● PROBLEM TO WORK ON
Every record must be repeated exactly, with no omission.

## START

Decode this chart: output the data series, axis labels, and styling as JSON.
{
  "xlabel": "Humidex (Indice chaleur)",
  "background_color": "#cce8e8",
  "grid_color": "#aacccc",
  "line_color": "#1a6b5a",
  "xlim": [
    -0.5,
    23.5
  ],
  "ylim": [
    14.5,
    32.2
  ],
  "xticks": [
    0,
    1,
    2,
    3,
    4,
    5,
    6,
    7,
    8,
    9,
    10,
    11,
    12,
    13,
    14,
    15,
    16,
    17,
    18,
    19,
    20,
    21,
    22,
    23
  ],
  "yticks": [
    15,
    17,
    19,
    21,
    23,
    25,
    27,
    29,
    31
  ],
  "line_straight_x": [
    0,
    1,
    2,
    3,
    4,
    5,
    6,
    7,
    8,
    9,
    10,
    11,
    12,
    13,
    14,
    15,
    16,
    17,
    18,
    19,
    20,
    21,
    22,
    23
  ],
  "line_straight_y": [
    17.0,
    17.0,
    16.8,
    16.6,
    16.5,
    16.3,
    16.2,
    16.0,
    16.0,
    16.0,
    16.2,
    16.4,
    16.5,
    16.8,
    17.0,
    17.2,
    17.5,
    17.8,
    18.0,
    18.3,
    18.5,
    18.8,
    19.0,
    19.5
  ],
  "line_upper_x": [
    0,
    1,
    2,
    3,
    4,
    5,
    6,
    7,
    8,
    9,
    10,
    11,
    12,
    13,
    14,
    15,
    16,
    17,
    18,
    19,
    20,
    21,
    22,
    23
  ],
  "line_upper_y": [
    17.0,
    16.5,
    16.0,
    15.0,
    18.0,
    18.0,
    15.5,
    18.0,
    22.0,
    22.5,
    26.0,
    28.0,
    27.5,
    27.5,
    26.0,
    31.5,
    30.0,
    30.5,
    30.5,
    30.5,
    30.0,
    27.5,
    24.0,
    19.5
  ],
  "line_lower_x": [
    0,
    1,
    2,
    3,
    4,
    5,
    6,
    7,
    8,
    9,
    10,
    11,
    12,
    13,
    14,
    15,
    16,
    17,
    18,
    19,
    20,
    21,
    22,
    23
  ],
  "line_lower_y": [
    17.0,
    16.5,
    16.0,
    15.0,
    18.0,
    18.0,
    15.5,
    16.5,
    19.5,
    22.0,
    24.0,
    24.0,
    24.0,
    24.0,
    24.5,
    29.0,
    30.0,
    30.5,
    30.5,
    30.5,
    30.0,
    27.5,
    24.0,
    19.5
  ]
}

## END

● EXERCISE OUTPUT
Decode this chart: output the data series, axis labels, and styling as JSON.
{
  "xlabel": "Humidex (Indice chaleur)",
  "background_color": "#cce8e8",
  "grid_color": "#aacccc",
  "line_color": "#1a6b5a",
  "xlim": [
    -0.5,
    23.5
  ],
  "ylim": [
    14.5,
    32.2
  ],
  "xticks": [
    0,
    1,
    2,
    3,
    4,
    5,
    6,
    7,
    8,
    9,
    10,
    11,
    12,
    13,
    14,
    15,
    16,
    17,
    18,
    19,
    20,
    21,
    22,
    23
  ],
  "yticks": [
    15,
    17,
    19,
    21,
    23,
    25,
    27,
    29,
    31
  ],
  "line_straight_x": [
    0,
    1,
    2,
    3,
    4,
    5,
    6,
    7,
    8,
    9,
    10,
    11,
    12,
    13,
    14,
    15,
    16,
    17,
    18,
    19,
    20,
    21,
    22,
    23
  ],
  "line_straight_y": [
    17.0,
    17.0,
    16.8,
    16.6,
    16.5,
    16.3,
    16.2,
    16.0,
    16.0,
    16.0,
    16.2,
    16.4,
    16.5,
    16.8,
    17.0,
    17.2,
    17.5,
    17.8,
    18.0,
    18.3,
    18.5,
    18.8,
    19.0,
    19.5
  ],
  "line_upper_x": [
    0,
    1,
    2,
    3,
    4,
    5,
    6,
    7,
    8,
    9,
    10,
    11,
    12,
    13,
    14,
    15,
    16,
    17,
    18,
    19,
    20,
    21,
    22,
    23
  ],
  "line_upper_y": [
    17.0,
    16.5,
    16.0,
    15.0,
    18.0,
    18.0,
    15.5,
    18.0,
    22.0,
    22.5,
    26.0,
    28.0,
    27.5,
    27.5,
    26.0,
    31.5,
    30.0,
    30.5,
    30.5,
    30.5,
    30.0,
    27.5,
    24.0,
    19.5
  ],
  "line_lower_x": [
    0,
    1,
    2,
    3,
    4,
    5,
    6,
    7,
    8,
    9,
    10,
    11,
    12,
    13,
    14,
    15,
    16,
    17,
    18,
    19,
    20,
    21,
    22,
    23
  ],
  "line_lower_y": [
    17.0,
    16.5,
    16.0,
    15.0,
    18.0,
    18.0,
    15.5,
    16.5,
    19.5,
    22.0,
    24.0,
    24.0,
    24.0,
    24.0,
    24.5,
    29.0,
    30.0,
    30.5,
    30.5,
    30.5,
    30.0,
    27.5,
    24.0,
    19.5
  ]
}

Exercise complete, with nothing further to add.